What to do:
Collect all the lines that mention the word "agentes".

Dataset records
>>>>
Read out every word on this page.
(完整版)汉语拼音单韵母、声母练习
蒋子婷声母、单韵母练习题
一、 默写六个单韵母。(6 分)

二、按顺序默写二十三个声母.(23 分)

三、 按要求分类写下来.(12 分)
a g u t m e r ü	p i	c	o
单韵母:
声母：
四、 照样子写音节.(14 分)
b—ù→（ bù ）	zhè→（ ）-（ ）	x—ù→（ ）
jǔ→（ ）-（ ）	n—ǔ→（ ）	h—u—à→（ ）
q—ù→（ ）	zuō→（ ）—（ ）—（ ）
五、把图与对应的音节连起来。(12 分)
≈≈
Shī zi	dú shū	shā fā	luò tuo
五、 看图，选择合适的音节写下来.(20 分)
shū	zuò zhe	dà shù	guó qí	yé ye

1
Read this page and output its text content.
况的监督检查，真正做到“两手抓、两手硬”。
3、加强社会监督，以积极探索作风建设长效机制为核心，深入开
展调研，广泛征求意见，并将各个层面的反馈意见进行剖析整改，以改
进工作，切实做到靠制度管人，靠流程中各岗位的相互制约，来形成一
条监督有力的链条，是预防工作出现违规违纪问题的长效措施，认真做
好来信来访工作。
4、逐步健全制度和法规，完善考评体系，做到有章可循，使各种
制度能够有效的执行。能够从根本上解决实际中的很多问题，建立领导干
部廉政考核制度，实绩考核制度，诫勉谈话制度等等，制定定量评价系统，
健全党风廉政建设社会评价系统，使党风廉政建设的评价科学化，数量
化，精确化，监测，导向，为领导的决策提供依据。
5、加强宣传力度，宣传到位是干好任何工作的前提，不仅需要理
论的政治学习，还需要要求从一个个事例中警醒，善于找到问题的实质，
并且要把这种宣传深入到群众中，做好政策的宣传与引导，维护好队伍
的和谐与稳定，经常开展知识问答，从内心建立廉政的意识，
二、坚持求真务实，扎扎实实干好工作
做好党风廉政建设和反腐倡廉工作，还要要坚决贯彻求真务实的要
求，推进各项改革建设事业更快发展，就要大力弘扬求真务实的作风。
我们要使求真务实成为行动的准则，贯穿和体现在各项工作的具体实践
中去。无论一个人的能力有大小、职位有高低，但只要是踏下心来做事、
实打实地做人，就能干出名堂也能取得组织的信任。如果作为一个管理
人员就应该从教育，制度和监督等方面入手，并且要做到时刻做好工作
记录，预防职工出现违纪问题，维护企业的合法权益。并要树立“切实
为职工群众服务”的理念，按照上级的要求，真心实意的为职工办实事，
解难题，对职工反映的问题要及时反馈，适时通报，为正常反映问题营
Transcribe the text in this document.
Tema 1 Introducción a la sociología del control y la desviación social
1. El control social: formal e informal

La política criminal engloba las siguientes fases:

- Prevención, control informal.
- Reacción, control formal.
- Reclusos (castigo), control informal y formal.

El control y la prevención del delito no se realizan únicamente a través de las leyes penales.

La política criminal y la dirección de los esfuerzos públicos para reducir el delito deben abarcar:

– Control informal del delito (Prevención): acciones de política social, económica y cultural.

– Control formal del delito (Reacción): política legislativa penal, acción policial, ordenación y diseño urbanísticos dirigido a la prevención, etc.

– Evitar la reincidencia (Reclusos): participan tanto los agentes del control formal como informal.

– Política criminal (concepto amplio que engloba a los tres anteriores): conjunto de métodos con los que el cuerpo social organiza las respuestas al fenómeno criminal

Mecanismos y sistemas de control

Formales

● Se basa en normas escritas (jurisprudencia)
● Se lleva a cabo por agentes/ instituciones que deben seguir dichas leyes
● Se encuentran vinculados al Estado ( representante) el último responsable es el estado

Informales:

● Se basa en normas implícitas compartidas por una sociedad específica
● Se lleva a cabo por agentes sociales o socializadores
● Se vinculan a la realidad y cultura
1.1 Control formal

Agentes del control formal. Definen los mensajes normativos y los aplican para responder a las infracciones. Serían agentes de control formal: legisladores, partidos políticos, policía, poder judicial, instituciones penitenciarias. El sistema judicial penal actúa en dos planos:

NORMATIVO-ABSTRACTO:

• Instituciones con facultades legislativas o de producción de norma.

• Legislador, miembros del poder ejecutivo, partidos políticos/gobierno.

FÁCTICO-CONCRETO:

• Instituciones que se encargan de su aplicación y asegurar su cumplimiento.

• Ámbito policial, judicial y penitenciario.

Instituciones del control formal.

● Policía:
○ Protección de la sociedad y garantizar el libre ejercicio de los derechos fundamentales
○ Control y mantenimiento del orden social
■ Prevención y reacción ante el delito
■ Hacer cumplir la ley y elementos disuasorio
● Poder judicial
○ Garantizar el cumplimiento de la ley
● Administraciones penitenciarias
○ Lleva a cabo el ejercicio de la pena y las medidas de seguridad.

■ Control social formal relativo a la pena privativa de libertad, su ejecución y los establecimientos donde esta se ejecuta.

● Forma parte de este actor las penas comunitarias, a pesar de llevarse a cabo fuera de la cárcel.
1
<<<<
Output below:
– Evitar la reincidencia (Reclusos): participan tanto los agentes del control formal como informal.
● Se lleva a cabo por agentes/ instituciones que deben seguir dichas leyes
● Se lleva a cabo por agentes sociales o socializadores
Agentes del control formal. Definen los mensajes normativos y los aplican para responder a las infracciones. Serían agentes de control formal: legisladores, partidos políticos, policía, poder judicial, instituciones penitenciarias. El sistema judicial penal actúa en dos planos:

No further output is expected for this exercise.